◆ Exercise task ◆
Copy each line below in which the word "Comparing" occurs.
***
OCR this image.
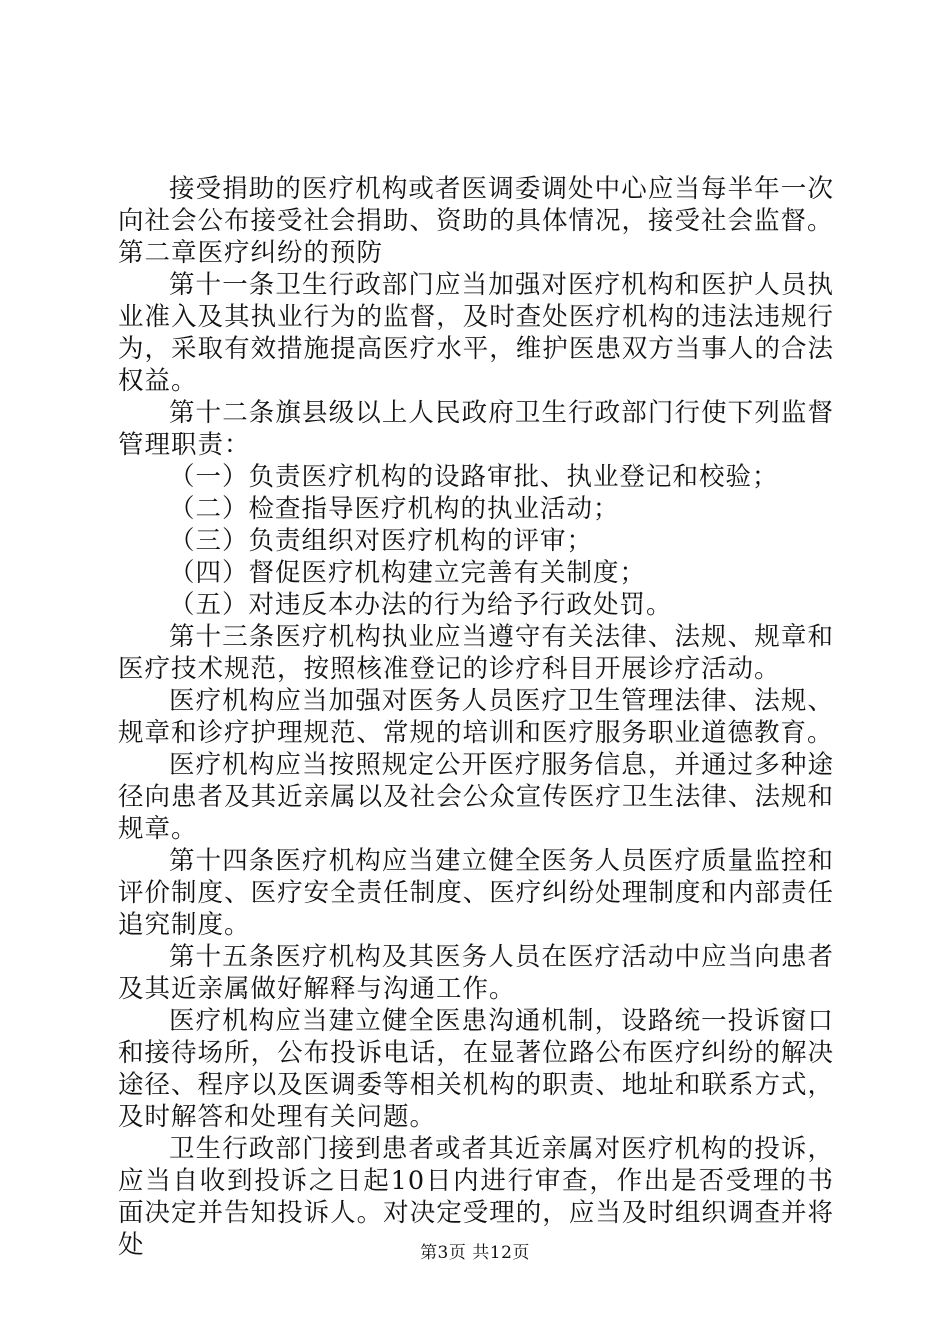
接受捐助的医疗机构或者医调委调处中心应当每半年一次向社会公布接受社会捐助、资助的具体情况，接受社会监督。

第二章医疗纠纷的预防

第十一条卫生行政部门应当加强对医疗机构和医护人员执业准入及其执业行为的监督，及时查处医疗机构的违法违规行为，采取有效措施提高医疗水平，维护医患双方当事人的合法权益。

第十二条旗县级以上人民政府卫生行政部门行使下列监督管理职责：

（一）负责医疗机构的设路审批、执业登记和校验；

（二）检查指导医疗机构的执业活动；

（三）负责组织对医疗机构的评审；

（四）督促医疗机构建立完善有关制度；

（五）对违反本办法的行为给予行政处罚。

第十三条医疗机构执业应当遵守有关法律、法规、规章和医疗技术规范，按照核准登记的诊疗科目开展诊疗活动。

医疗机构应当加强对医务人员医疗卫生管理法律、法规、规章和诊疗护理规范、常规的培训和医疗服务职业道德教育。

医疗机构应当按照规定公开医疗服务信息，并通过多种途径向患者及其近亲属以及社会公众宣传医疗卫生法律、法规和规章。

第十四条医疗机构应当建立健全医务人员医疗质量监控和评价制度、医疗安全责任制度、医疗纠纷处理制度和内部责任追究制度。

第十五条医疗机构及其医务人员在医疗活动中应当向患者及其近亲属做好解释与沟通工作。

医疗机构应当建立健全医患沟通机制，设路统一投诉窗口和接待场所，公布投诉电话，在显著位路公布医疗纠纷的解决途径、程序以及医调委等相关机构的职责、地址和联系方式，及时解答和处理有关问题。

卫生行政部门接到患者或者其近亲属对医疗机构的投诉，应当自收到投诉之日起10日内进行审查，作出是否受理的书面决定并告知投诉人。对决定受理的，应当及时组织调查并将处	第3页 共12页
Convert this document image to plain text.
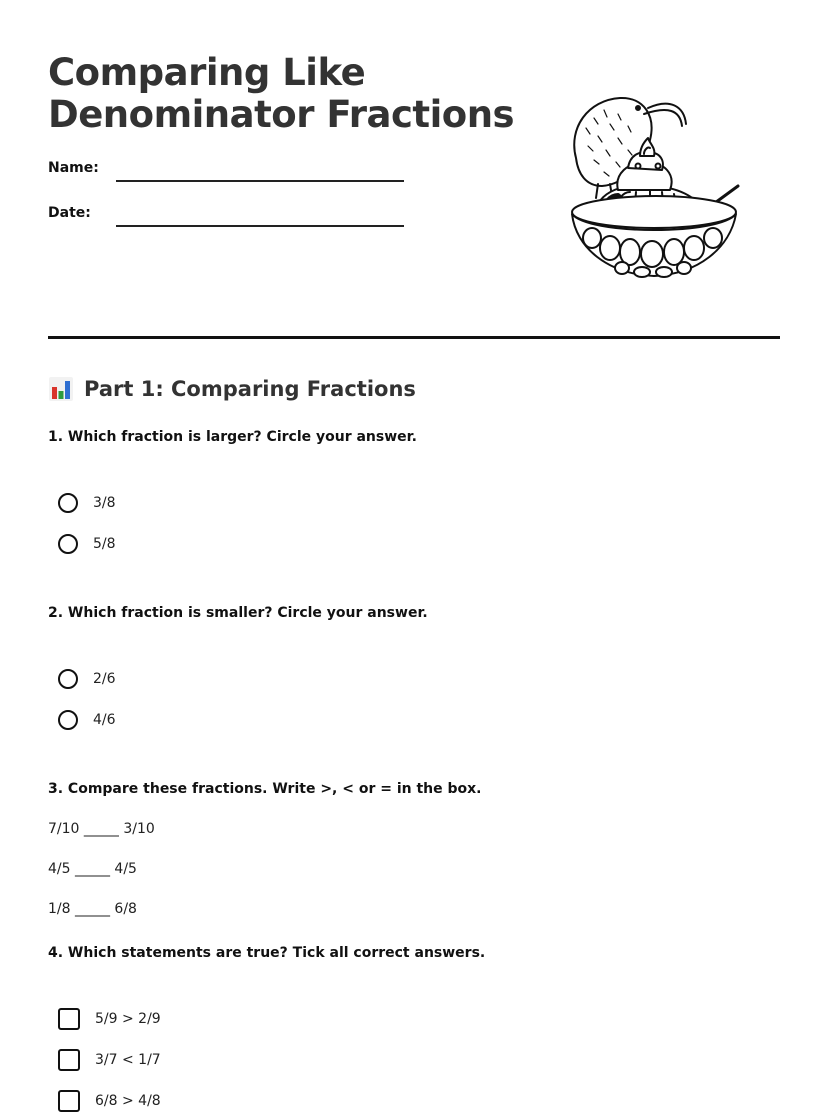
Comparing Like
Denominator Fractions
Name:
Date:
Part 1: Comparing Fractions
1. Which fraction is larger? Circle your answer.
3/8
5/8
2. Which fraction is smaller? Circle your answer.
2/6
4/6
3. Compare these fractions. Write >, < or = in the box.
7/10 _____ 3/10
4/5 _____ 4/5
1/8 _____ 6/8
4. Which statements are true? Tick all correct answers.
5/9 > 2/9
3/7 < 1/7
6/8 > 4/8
***
◆ Solution ◆
Comparing Like
Part 1: Comparing Fractions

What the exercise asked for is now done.